--- begin Material provided ---

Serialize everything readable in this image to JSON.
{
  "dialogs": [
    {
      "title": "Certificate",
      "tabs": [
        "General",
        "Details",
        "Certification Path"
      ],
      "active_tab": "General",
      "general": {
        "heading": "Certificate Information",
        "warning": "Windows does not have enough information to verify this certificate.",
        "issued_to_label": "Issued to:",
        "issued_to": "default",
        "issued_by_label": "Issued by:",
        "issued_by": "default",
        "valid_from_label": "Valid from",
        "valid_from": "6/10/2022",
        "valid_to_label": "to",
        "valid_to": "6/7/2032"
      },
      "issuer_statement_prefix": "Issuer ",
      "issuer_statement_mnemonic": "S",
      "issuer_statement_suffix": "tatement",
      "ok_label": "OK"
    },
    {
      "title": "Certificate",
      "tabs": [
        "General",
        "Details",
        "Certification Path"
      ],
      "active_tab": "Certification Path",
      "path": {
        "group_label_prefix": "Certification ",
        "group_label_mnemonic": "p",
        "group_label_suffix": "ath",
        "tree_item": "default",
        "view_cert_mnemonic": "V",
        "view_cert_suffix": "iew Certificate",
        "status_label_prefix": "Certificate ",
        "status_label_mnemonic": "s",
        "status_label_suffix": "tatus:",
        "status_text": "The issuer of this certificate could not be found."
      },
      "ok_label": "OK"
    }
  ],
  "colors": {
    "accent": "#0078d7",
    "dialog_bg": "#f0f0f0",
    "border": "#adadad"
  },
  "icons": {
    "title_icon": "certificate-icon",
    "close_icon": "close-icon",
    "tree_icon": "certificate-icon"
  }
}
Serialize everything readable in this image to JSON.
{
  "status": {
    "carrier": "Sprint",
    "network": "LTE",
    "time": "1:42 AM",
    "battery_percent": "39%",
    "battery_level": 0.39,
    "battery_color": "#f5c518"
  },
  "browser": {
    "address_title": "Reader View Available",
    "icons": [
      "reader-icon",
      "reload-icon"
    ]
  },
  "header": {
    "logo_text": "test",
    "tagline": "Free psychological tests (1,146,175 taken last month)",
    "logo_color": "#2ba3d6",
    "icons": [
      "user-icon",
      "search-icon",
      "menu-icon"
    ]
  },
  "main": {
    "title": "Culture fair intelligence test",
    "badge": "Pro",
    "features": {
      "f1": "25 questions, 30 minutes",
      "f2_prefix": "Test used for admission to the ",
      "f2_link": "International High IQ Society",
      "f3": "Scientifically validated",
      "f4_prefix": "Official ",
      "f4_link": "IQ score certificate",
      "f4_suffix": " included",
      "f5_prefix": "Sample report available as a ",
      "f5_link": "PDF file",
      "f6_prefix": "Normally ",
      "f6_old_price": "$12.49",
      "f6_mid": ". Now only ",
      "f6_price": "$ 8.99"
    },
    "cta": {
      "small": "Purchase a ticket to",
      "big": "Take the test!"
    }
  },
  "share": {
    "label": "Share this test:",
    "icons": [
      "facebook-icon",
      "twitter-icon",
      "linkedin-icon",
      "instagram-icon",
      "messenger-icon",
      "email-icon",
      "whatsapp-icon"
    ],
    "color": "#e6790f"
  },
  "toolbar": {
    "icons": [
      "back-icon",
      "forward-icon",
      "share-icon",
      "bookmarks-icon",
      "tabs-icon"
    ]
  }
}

--- end Material provided ---

What you have to do: Gather each line of the records holding the string "this".

Expected answer:
Serialize everything readable in this image to JSON.
        "warning": "Windows does not have enough information to verify this certificate.",
        "status_text": "The issuer of this certificate could not be found."
Serialize everything readable in this image to JSON.
    "label": "Share this test:",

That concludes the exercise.